**Task directions**
Give only the number of lines in the listing below where the string "title" occurs.

-- BEGIN --

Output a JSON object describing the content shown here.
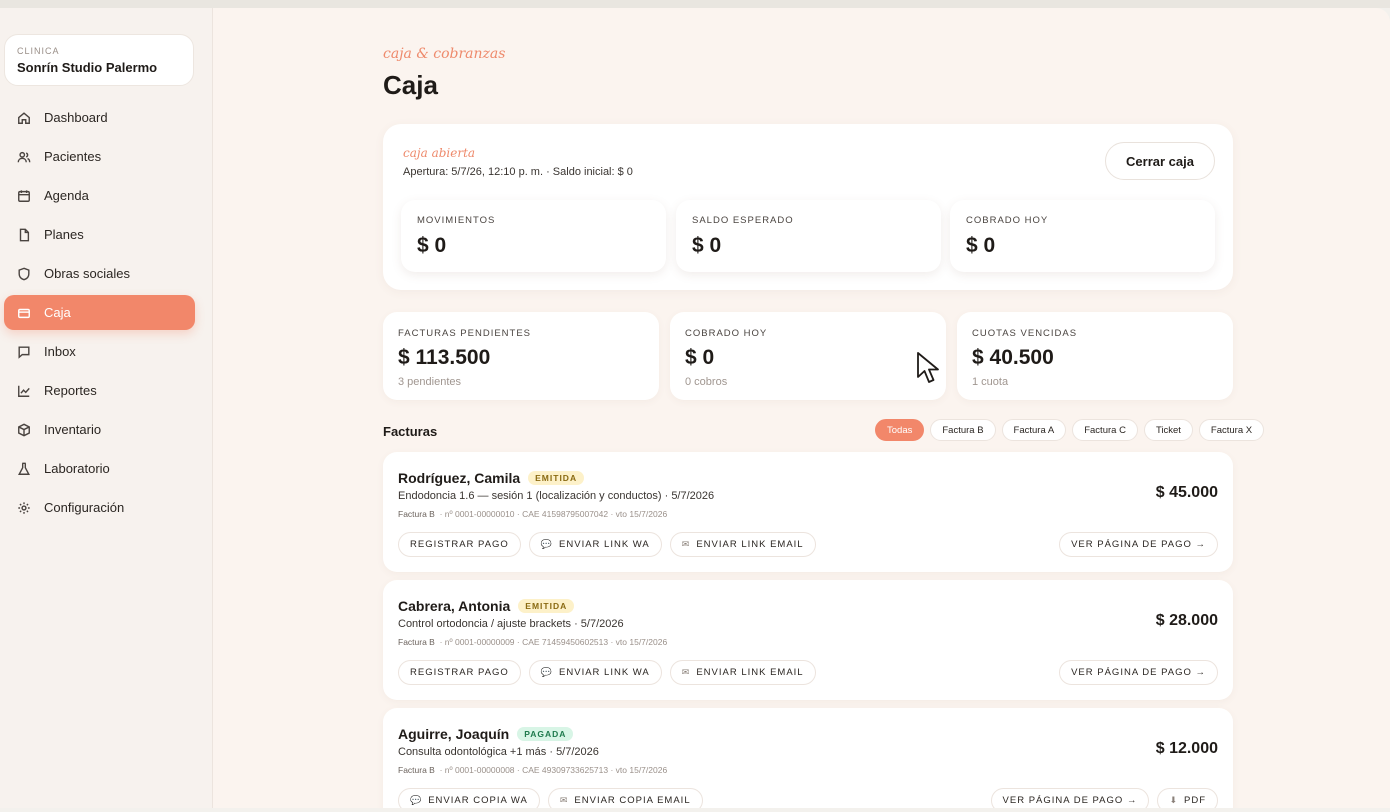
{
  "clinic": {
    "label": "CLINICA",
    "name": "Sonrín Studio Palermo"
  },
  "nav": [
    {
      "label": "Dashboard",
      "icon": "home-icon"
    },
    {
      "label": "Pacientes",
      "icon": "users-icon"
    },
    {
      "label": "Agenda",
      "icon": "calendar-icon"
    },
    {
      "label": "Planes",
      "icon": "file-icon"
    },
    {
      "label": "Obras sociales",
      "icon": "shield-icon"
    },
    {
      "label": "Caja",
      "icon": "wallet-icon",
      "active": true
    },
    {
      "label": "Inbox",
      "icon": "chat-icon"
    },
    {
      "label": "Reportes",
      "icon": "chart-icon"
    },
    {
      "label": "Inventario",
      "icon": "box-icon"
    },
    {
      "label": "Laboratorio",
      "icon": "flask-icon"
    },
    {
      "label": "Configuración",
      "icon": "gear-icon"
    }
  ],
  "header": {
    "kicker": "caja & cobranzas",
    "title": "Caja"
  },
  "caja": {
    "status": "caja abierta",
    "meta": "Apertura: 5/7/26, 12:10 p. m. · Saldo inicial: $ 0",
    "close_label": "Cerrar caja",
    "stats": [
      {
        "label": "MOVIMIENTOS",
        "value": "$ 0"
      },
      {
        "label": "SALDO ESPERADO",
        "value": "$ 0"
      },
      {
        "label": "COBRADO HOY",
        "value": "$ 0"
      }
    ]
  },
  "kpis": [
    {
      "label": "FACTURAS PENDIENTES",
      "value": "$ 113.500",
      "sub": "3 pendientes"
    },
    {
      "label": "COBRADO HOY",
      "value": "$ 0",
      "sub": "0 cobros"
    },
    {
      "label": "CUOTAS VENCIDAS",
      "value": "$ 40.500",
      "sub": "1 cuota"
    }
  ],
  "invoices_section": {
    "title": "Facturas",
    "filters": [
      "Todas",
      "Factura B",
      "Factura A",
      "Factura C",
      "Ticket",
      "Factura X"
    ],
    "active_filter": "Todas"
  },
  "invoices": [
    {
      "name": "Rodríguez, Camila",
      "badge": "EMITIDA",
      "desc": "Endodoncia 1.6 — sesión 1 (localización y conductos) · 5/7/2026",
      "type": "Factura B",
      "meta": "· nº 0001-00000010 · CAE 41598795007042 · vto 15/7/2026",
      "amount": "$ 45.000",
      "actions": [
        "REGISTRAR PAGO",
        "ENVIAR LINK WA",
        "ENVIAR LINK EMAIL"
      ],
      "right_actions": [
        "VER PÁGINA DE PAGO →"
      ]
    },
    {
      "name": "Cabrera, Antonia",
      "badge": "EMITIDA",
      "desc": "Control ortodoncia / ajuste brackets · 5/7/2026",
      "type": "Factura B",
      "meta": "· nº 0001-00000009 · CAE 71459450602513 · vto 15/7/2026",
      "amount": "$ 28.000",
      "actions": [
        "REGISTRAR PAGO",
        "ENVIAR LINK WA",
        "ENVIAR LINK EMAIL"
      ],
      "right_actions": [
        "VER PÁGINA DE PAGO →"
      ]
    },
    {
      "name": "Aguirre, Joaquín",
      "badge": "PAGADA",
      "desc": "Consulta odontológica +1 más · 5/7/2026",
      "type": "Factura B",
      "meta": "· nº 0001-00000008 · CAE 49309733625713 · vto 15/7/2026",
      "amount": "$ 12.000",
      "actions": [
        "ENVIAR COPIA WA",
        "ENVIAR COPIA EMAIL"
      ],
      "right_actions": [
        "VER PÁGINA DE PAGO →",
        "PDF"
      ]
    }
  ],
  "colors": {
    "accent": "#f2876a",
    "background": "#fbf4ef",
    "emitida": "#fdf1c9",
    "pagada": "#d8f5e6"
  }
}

-- END --
-- BEGIN --

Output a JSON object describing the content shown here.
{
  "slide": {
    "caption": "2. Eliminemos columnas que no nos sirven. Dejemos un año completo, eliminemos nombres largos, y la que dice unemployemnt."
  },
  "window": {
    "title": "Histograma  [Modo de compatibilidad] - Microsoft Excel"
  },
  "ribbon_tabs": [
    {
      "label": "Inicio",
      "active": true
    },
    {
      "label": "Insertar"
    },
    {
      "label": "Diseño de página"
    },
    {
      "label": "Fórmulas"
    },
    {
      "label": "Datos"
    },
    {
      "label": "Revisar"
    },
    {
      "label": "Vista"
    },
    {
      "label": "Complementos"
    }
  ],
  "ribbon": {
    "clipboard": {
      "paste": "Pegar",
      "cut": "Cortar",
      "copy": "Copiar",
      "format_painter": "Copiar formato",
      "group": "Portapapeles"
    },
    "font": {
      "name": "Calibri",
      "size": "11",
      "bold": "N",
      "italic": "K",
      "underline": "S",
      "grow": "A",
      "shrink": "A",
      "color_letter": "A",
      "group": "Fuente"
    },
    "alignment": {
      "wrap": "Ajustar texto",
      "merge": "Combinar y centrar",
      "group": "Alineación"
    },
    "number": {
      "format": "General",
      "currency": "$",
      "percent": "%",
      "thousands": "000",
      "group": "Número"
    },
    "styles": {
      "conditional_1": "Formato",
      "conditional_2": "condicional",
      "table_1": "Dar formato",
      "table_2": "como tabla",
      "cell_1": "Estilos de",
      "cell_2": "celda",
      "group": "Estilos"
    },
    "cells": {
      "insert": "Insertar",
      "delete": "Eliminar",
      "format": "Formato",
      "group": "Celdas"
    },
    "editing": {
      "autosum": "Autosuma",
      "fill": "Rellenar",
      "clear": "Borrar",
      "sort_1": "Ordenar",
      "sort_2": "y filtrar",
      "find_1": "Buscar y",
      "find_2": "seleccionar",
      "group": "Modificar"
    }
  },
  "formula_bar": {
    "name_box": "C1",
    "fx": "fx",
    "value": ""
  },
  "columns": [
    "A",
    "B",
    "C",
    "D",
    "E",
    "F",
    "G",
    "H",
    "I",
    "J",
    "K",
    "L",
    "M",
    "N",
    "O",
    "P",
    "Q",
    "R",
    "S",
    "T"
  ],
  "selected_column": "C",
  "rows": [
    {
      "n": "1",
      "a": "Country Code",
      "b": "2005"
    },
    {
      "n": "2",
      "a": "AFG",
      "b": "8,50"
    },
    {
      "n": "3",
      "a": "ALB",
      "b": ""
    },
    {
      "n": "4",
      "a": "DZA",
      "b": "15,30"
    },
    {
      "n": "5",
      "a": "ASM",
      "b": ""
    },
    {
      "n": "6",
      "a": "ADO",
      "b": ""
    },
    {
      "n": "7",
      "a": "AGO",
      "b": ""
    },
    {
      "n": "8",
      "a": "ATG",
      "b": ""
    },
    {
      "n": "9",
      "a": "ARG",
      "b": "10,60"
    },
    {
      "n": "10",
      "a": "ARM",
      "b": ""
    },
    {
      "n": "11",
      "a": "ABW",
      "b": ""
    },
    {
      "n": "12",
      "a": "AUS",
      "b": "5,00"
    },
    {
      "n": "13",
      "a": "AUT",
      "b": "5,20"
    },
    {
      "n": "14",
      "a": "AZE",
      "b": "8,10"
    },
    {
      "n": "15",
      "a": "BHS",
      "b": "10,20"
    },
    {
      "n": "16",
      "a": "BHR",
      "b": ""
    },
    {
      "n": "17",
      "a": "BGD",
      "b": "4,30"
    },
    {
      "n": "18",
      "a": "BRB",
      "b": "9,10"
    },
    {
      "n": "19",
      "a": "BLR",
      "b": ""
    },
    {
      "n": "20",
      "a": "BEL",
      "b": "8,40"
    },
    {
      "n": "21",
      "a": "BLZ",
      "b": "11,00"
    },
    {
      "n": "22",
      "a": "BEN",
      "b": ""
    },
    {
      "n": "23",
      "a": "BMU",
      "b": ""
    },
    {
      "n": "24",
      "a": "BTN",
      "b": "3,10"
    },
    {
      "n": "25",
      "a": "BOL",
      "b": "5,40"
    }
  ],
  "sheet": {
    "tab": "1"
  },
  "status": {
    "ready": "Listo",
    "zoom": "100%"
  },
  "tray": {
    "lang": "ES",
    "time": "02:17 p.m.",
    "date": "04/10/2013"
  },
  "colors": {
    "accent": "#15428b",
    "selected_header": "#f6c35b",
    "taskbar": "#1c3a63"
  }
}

-- END --

**Final result**
3